[GIVEN TASK]: Check every line of the material below for the string "根据短文内容", and return the ones that have it.

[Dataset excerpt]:
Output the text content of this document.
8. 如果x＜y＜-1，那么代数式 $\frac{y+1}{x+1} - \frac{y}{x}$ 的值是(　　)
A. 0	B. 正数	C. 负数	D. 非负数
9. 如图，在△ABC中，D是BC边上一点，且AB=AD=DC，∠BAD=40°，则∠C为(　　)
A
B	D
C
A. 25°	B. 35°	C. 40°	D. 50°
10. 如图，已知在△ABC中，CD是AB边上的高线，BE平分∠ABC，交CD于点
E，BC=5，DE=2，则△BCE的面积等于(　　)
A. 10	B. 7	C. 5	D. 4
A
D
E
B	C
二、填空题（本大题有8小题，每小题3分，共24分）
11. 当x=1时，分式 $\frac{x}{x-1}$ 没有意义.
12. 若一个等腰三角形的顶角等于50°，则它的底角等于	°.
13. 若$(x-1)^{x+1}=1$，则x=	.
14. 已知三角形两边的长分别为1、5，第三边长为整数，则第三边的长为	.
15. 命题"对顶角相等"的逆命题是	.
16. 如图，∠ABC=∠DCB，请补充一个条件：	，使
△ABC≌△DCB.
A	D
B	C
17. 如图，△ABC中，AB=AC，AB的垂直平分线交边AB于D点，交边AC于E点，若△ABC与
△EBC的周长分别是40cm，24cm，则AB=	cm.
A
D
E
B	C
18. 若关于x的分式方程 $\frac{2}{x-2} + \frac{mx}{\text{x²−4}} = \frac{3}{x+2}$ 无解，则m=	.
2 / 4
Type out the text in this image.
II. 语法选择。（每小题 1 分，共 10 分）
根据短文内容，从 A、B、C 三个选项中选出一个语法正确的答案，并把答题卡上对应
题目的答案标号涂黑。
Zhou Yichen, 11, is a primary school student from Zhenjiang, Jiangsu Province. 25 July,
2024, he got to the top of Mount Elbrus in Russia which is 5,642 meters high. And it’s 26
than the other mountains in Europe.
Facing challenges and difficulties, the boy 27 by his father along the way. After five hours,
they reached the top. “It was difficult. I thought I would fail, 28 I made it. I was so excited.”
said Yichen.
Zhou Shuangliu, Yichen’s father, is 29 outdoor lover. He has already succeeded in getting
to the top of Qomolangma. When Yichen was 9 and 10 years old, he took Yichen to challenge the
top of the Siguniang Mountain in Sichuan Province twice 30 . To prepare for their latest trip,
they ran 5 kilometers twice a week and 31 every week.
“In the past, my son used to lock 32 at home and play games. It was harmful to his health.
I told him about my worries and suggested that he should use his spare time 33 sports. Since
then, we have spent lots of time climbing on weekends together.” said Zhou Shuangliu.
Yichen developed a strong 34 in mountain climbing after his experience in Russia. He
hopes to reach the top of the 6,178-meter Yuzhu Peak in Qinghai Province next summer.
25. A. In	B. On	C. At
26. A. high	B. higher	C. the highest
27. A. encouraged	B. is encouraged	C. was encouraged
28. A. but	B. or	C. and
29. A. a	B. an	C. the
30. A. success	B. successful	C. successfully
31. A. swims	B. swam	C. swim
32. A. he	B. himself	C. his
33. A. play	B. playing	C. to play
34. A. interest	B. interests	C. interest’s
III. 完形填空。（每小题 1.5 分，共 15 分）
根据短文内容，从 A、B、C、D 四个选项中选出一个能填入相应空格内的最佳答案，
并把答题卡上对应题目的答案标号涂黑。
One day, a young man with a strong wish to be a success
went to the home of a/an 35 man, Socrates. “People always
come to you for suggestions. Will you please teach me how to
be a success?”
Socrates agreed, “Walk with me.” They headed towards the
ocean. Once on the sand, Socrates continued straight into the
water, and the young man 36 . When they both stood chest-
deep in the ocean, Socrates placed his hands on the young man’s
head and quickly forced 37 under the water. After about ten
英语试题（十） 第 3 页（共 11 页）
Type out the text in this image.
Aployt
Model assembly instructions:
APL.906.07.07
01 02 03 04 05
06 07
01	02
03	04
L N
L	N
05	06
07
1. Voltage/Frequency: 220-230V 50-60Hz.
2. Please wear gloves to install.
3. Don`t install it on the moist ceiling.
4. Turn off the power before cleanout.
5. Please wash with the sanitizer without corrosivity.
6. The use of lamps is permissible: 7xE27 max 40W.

[THE COMPLETED TASK]:
根据短文内容，从 A、B、C 三个选项中选出一个语法正确的答案，并把答题卡上对应
根据短文内容，从 A、B、C、D 四个选项中选出一个能填入相应空格内的最佳答案，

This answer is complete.